__THE PROBLEM__:
Each entry below is to be given again word for word, with no pictures.

* Begin DATA FOR THE TASK *

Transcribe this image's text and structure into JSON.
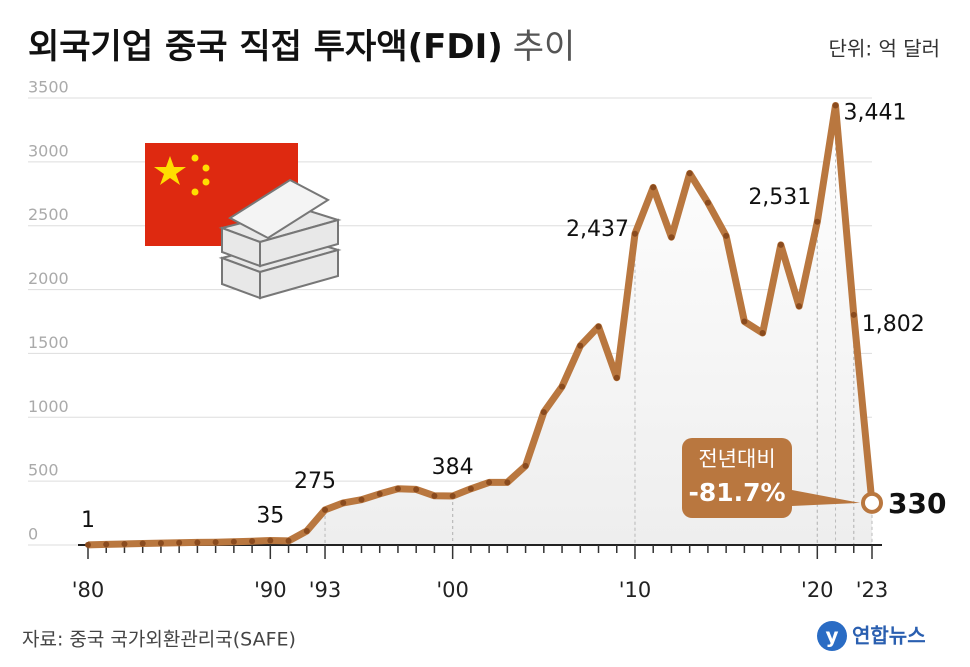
{
  "chart_data": {
    "type": "line",
    "title": "외국기업 중국 직접 투자액(FDI)",
    "title_suffix": "추이",
    "unit": "단위: 억 달러",
    "source": "자료: 중국 국가외환관리국(SAFE)",
    "logo": "연합뉴스",
    "annotation": [
      "전년대비",
      "-81.7%"
    ],
    "color": "#b9773f",
    "marker_color": "#8a4b1e",
    "x": [
      1980,
      1981,
      1982,
      1983,
      1984,
      1985,
      1986,
      1987,
      1988,
      1989,
      1990,
      1991,
      1992,
      1993,
      1994,
      1995,
      1996,
      1997,
      1998,
      1999,
      2000,
      2001,
      2002,
      2003,
      2004,
      2005,
      2006,
      2007,
      2008,
      2009,
      2010,
      2011,
      2012,
      2013,
      2014,
      2015,
      2016,
      2017,
      2018,
      2019,
      2020,
      2021,
      2022,
      2023
    ],
    "values": [
      1,
      5,
      8,
      12,
      15,
      18,
      20,
      22,
      25,
      30,
      35,
      32,
      110,
      275,
      330,
      355,
      400,
      440,
      435,
      385,
      384,
      440,
      490,
      490,
      620,
      1040,
      1240,
      1560,
      1710,
      1310,
      2437,
      2800,
      2410,
      2910,
      2680,
      2420,
      1750,
      1660,
      2350,
      1870,
      2531,
      3441,
      1802,
      330
    ],
    "value_labels": [
      "1",
      null,
      null,
      null,
      null,
      null,
      null,
      null,
      null,
      null,
      "35",
      null,
      null,
      "275",
      null,
      null,
      null,
      null,
      null,
      null,
      "384",
      null,
      null,
      null,
      null,
      null,
      null,
      null,
      null,
      null,
      "2,437",
      null,
      null,
      null,
      null,
      null,
      null,
      null,
      null,
      null,
      "2,531",
      "3,441",
      "1,802",
      "330"
    ],
    "xlim": [
      1980,
      2023
    ],
    "xticks": [
      {
        "value": 1980,
        "label": "'80"
      },
      {
        "value": 1990,
        "label": "'90"
      },
      {
        "value": 1993,
        "label": "'93"
      },
      {
        "value": 2000,
        "label": "'00"
      },
      {
        "value": 2010,
        "label": "'10"
      },
      {
        "value": 2020,
        "label": "'20"
      },
      {
        "value": 2023,
        "label": "'23"
      }
    ],
    "ylim": [
      0,
      3500
    ],
    "yticks": [
      0,
      500,
      1000,
      1500,
      2000,
      2500,
      3000,
      3500
    ]
  }
}
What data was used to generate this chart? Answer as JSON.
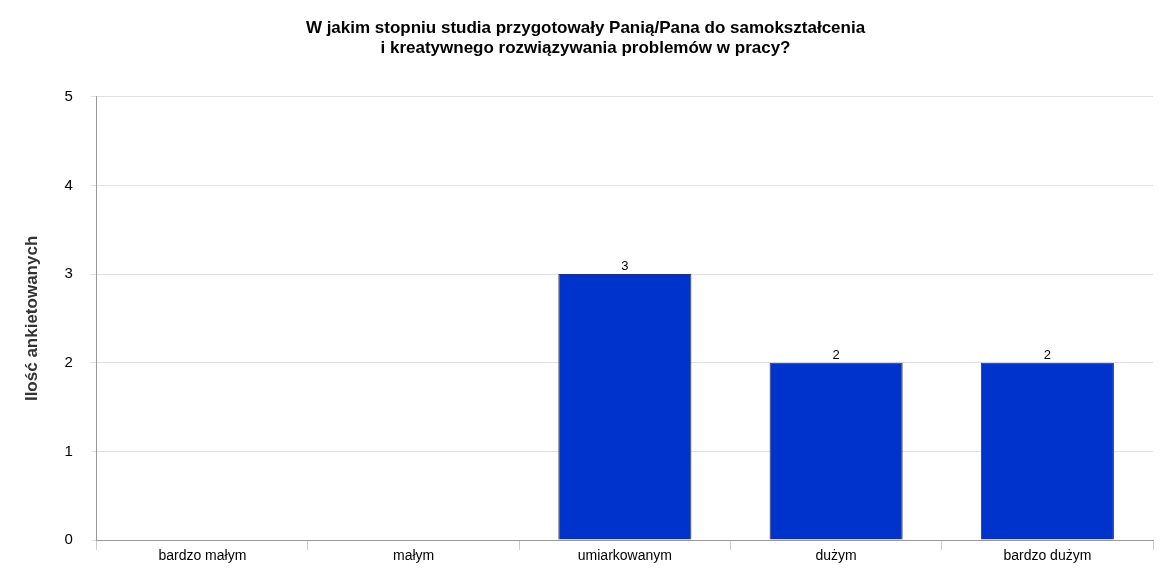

* End DATA FOR THE TASK *

__THE REPLY__:
Transcribe this image's text and structure into JSON.
{
  "chart_data": {
    "type": "line",
    "title": "외국기업 중국 직접 투자액(FDI)",
    "title_suffix": "추이",
    "unit": "단위: 억 달러",
    "source": "자료: 중국 국가외환관리국(SAFE)",
    "logo": "연합뉴스",
    "annotation": [
      "전년대비",
      "-81.7%"
    ],
    "color": "#b9773f",
    "marker_color": "#8a4b1e",
    "x": [
      1980,
      1981,
      1982,
      1983,
      1984,
      1985,
      1986,
      1987,
      1988,
      1989,
      1990,
      1991,
      1992,
      1993,
      1994,
      1995,
      1996,
      1997,
      1998,
      1999,
      2000,
      2001,
      2002,
      2003,
      2004,
      2005,
      2006,
      2007,
      2008,
      2009,
      2010,
      2011,
      2012,
      2013,
      2014,
      2015,
      2016,
      2017,
      2018,
      2019,
      2020,
      2021,
      2022,
      2023
    ],
    "values": [
      1,
      5,
      8,
      12,
      15,
      18,
      20,
      22,
      25,
      30,
      35,
      32,
      110,
      275,
      330,
      355,
      400,
      440,
      435,
      385,
      384,
      440,
      490,
      490,
      620,
      1040,
      1240,
      1560,
      1710,
      1310,
      2437,
      2800,
      2410,
      2910,
      2680,
      2420,
      1750,
      1660,
      2350,
      1870,
      2531,
      3441,
      1802,
      330
    ],
    "value_labels": [
      "1",
      null,
      null,
      null,
      null,
      null,
      null,
      null,
      null,
      null,
      "35",
      null,
      null,
      "275",
      null,
      null,
      null,
      null,
      null,
      null,
      "384",
      null,
      null,
      null,
      null,
      null,
      null,
      null,
      null,
      null,
      "2,437",
      null,
      null,
      null,
      null,
      null,
      null,
      null,
      null,
      null,
      "2,531",
      "3,441",
      "1,802",
      "330"
    ],
    "xlim": [
      1980,
      2023
    ],
    "xticks": [
      {
        "value": 1980,
        "label": "'80"
      },
      {
        "value": 1990,
        "label": "'90"
      },
      {
        "value": 1993,
        "label": "'93"
      },
      {
        "value": 2000,
        "label": "'00"
      },
      {
        "value": 2010,
        "label": "'10"
      },
      {
        "value": 2020,
        "label": "'20"
      },
      {
        "value": 2023,
        "label": "'23"
      }
    ],
    "ylim": [
      0,
      3500
    ],
    "yticks": [
      0,
      500,
      1000,
      1500,
      2000,
      2500,
      3000,
      3500
    ]
  }
}
What data was used to generate this chart? Answer as JSON.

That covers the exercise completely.